### [REQUIRED TASK]
Set each entry down verbatim, omitting images.

Entries from a dataset
::::::::
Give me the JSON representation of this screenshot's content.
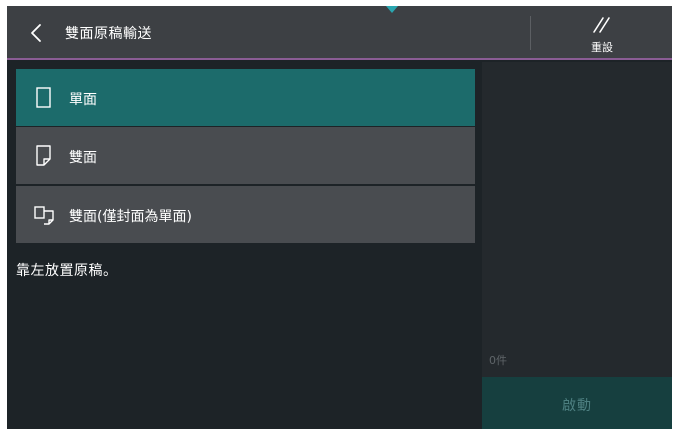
{
  "header": {
    "title": "雙面原稿輸送",
    "reset_label": "重設"
  },
  "options": [
    {
      "label": "單面",
      "icon": "single-sided-page-icon",
      "selected": true
    },
    {
      "label": "雙面",
      "icon": "double-sided-page-icon",
      "selected": false
    },
    {
      "label": "雙面(僅封面為單面)",
      "icon": "double-sided-cover-single-icon",
      "selected": false
    }
  ],
  "instruction": "靠左放置原稿。",
  "side_panel": {
    "count": "0件",
    "start_label": "啟動"
  },
  "colors": {
    "header_bg": "#3d4044",
    "accent_line": "#8a5c94",
    "selected_bg": "#1c6b6b",
    "option_bg": "#494c50",
    "screen_bg": "#1d2327",
    "start_bg": "#163f3f"
  }
}
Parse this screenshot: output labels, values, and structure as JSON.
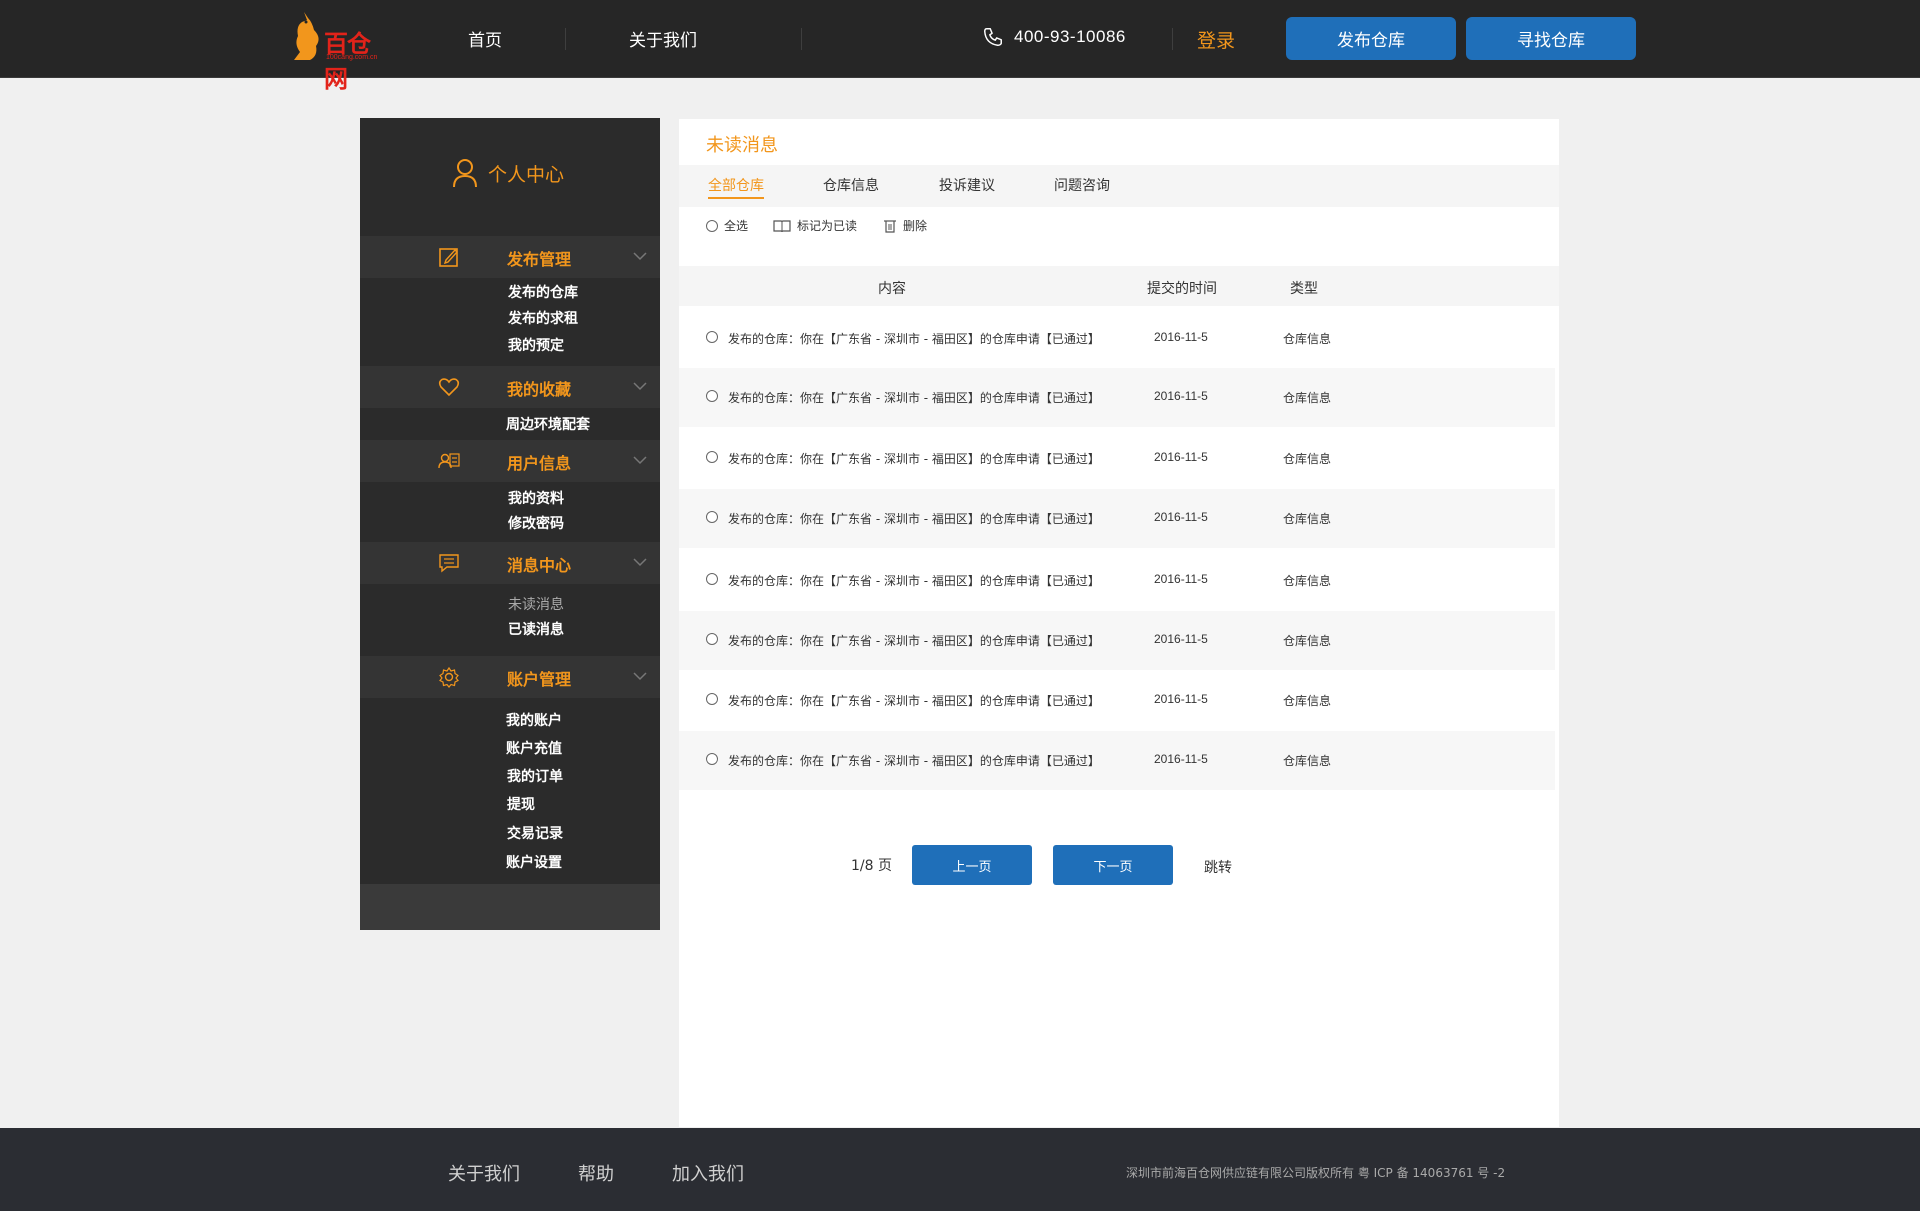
::::::::
### [EXERCISE SOLUTION]
Give me the JSON representation of this screenshot's content.
{
  "header": {
    "title": "雙面原稿輸送",
    "reset_label": "重設"
  },
  "options": [
    {
      "label": "單面",
      "icon": "single-sided-page-icon",
      "selected": true
    },
    {
      "label": "雙面",
      "icon": "double-sided-page-icon",
      "selected": false
    },
    {
      "label": "雙面(僅封面為單面)",
      "icon": "double-sided-cover-single-icon",
      "selected": false
    }
  ],
  "instruction": "靠左放置原稿。",
  "side_panel": {
    "count": "0件",
    "start_label": "啟動"
  },
  "colors": {
    "header_bg": "#3d4044",
    "accent_line": "#8a5c94",
    "selected_bg": "#1c6b6b",
    "option_bg": "#494c50",
    "screen_bg": "#1d2327",
    "start_bg": "#163f3f"
  }
}
Parse this screenshot: output labels, values, and structure as JSON.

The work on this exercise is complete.